START Information provided

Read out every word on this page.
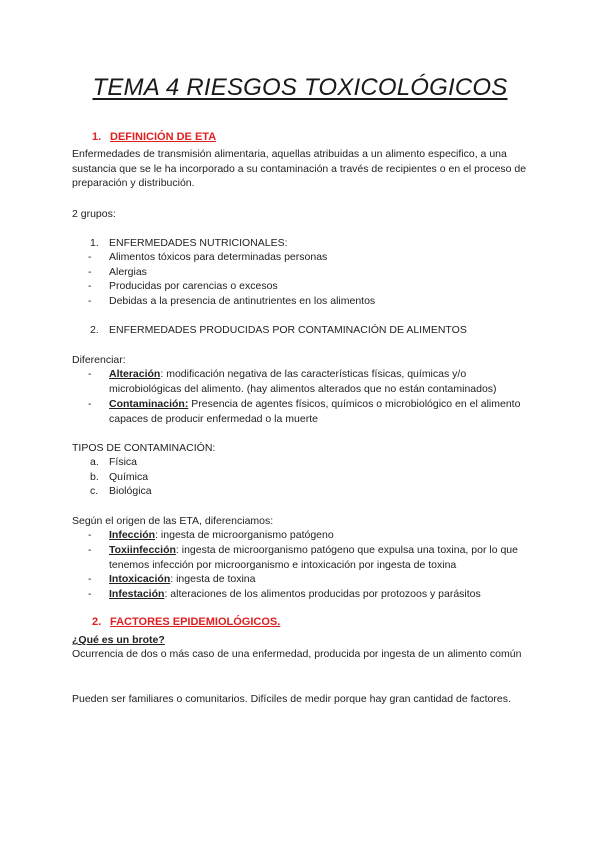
TEMA 4 RIESGOS TOXICOLÓGICOS
1. DEFINICIÓN DE ETA

Enfermedades de transmisión alimentaria, aquellas atribuidas a un alimento especifico, a una sustancia que se le ha incorporado a su contaminación a través de recipientes o en el proceso de preparación y distribución.

2 grupos:
1. ENFERMEDADES NUTRICIONALES:
- Alimentos tóxicos para determinadas personas
- Alergias
- Producidas por carencias o excesos
- Debidas a la presencia de antinutrientes en los alimentos
2. ENFERMEDADES PRODUCIDAS POR CONTAMINACIÓN DE ALIMENTOS
Diferenciar:
- Alteración: modificación negativa de las características físicas, químicas y/o microbiológicas del alimento. (hay alimentos alterados que no están contaminados)
- Contaminación: Presencia de agentes físicos, químicos o microbiológico en el alimento capaces de producir enfermedad o la muerte
TIPOS DE CONTAMINACIÓN:
a. Física
b. Química
c. Biológica
Según el origen de las ETA, diferenciamos:
- Infección: ingesta de microorganismo patógeno
- Toxiinfección: ingesta de microorganismo patógeno que expulsa una toxina, por lo que tenemos infección por microorganismo e intoxicación por ingesta de toxina
- Intoxicación: ingesta de toxina
- Infestación: alteraciones de los alimentos producidas por protozoos y parásitos
2. FACTORES EPIDEMIOLÓGICOS.
¿Qué es un brote?

Ocurrencia de dos o más caso de una enfermedad, producida por ingesta de un alimento común

Pueden ser familiares o comunitarios. Difíciles de medir porque hay gran cantidad de factores.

END Information provided

* Your goal
How many lines of these records include the word "patógeno"? Only the number should be written.

* Completed exercise
2